* START *

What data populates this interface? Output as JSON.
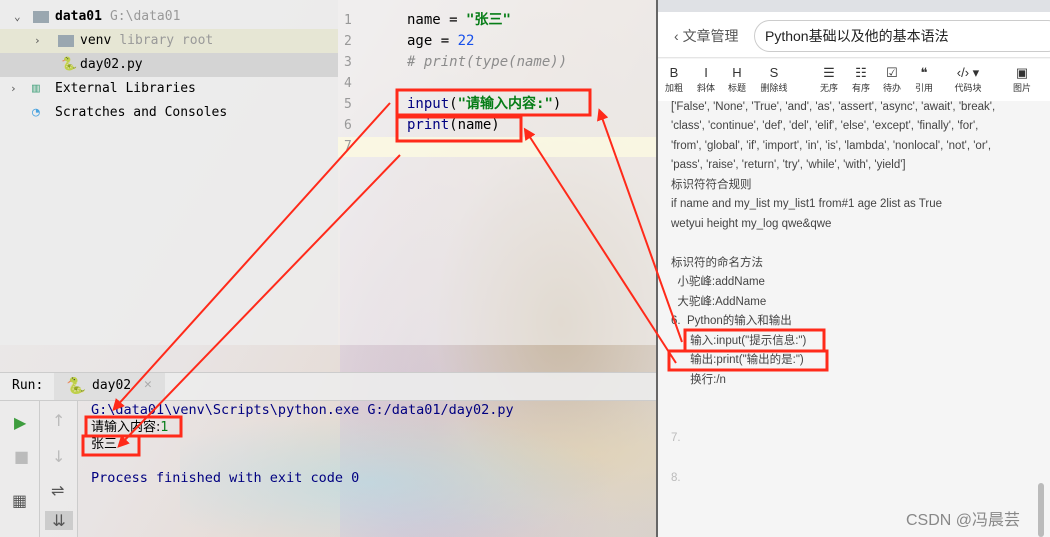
{
  "project": {
    "root": "data01",
    "root_path": "G:\\data01",
    "venv": "venv",
    "venv_hint": "library root",
    "file": "day02.py",
    "ext_libs": "External Libraries",
    "scratches": "Scratches and Consoles"
  },
  "editor": {
    "line_numbers": [
      "1",
      "2",
      "3",
      "4",
      "5",
      "6",
      "7"
    ],
    "lines": [
      {
        "a": "name = ",
        "b": "\"张三\""
      },
      {
        "a": "age = ",
        "b": "22"
      },
      {
        "c": "# print(type(name))"
      },
      {},
      {
        "fn": "input",
        "p": "(",
        "s": "\"请输入内容:\"",
        "q": ")"
      },
      {
        "fn": "print",
        "p": "(name)"
      }
    ]
  },
  "run": {
    "label": "Run:",
    "tab": "day02",
    "cmd": "G:\\data01\\venv\\Scripts\\python.exe G:/data01/day02.py",
    "prompt": "请输入内容:",
    "input": "1",
    "output": "张三",
    "exit": "Process finished with exit code 0"
  },
  "blog": {
    "back": "文章管理",
    "title": "Python基础以及他的基本语法",
    "tools": [
      {
        "i": "B",
        "l": "加粗"
      },
      {
        "i": "I",
        "l": "斜体"
      },
      {
        "i": "H",
        "l": "标题"
      },
      {
        "i": "S",
        "l": "删除线"
      },
      {
        "i": "☰",
        "l": "无序"
      },
      {
        "i": "☷",
        "l": "有序"
      },
      {
        "i": "☑",
        "l": "待办"
      },
      {
        "i": "❝",
        "l": "引用"
      },
      {
        "i": "‹/› ▾",
        "l": "代码块"
      },
      {
        "i": "▣",
        "l": "图片"
      }
    ],
    "lines": [
      "['False', 'None', 'True', 'and', 'as', 'assert', 'async', 'await', 'break',",
      "'class', 'continue', 'def', 'del', 'elif', 'else', 'except', 'finally', 'for',",
      "'from', 'global', 'if', 'import', 'in', 'is', 'lambda', 'nonlocal', 'not', 'or',",
      "'pass', 'raise', 'return', 'try', 'while', 'with', 'yield']",
      "标识符符合规则",
      "if name and my_list my_list1 from#1 age 2list as True",
      "wetyui height my_log qwe&qwe",
      "",
      "标识符的命名方法",
      "  小驼峰:addName",
      "  大驼峰:AddName",
      "6.  Python的输入和输出",
      "      输入:input(\"提示信息:\")",
      "      输出:print(\"输出的是:\")",
      "      换行:/n"
    ],
    "n7": "7.",
    "n8": "8.",
    "watermark": "CSDN @冯晨芸"
  },
  "colors": {
    "annotation": "#ff2a1a",
    "string": "#067d17",
    "keyword_fn": "#000080",
    "number": "#1750eb"
  }
}
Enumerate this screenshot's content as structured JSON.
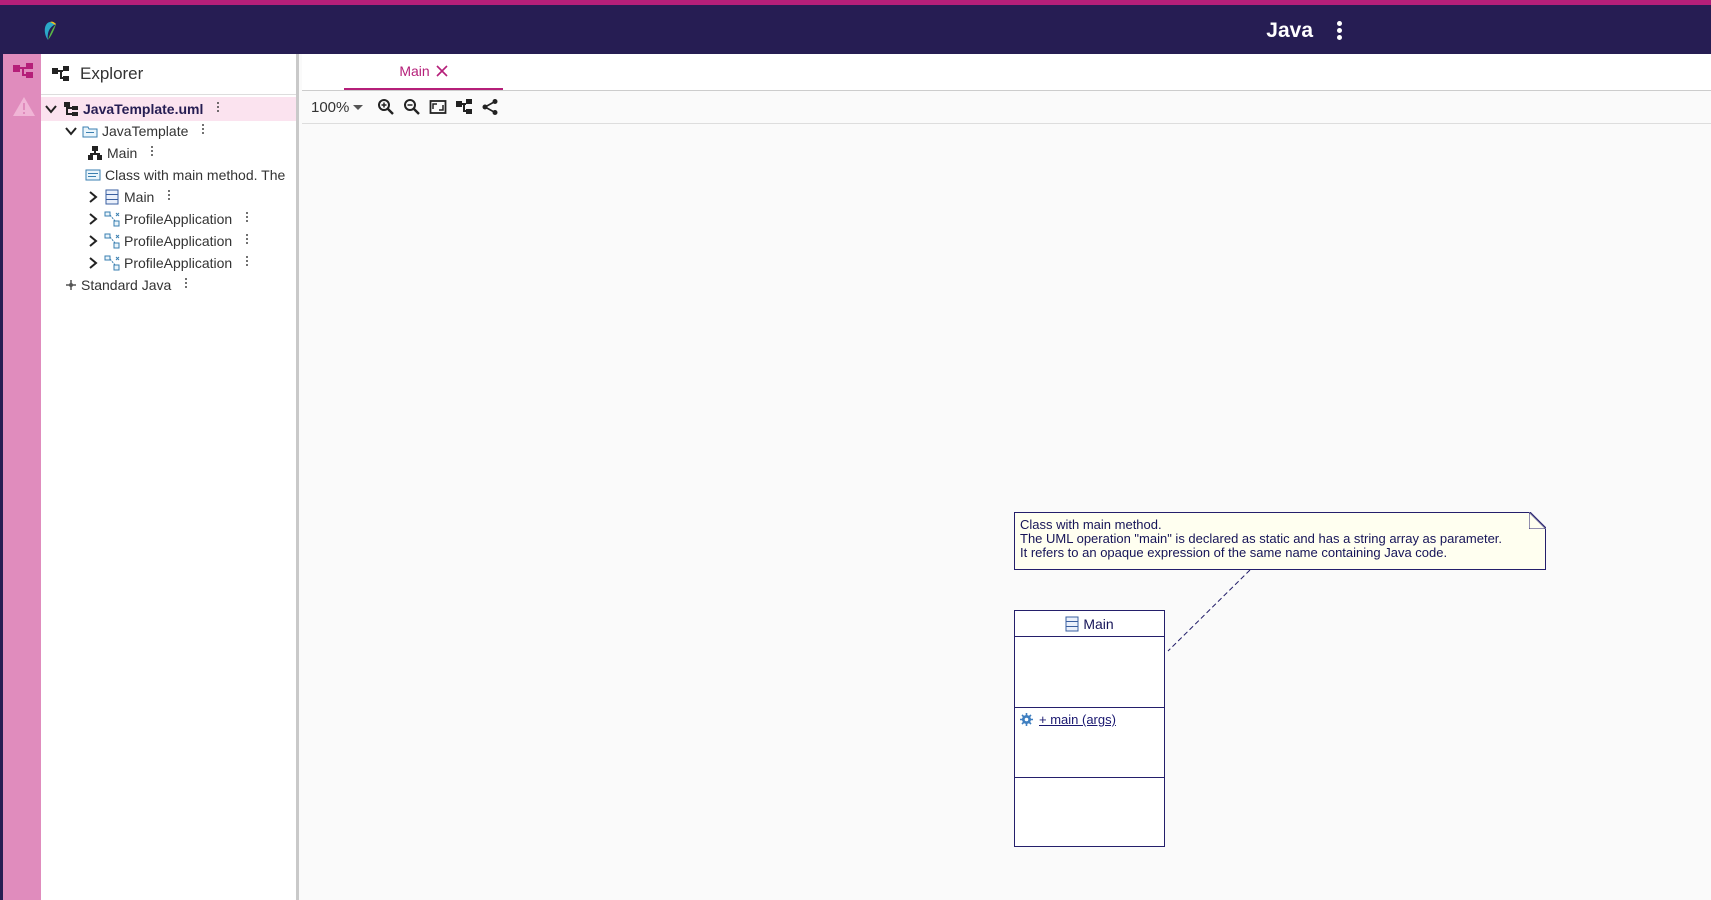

* END *

_WHAT YOU WILL DO_
In the records above, find each line with the word "this" and copy it.

_OUTPUT OF THE TASK_
What data populates this interface? Output as JSON.
Enumerate this screenshot's content as structured JSON.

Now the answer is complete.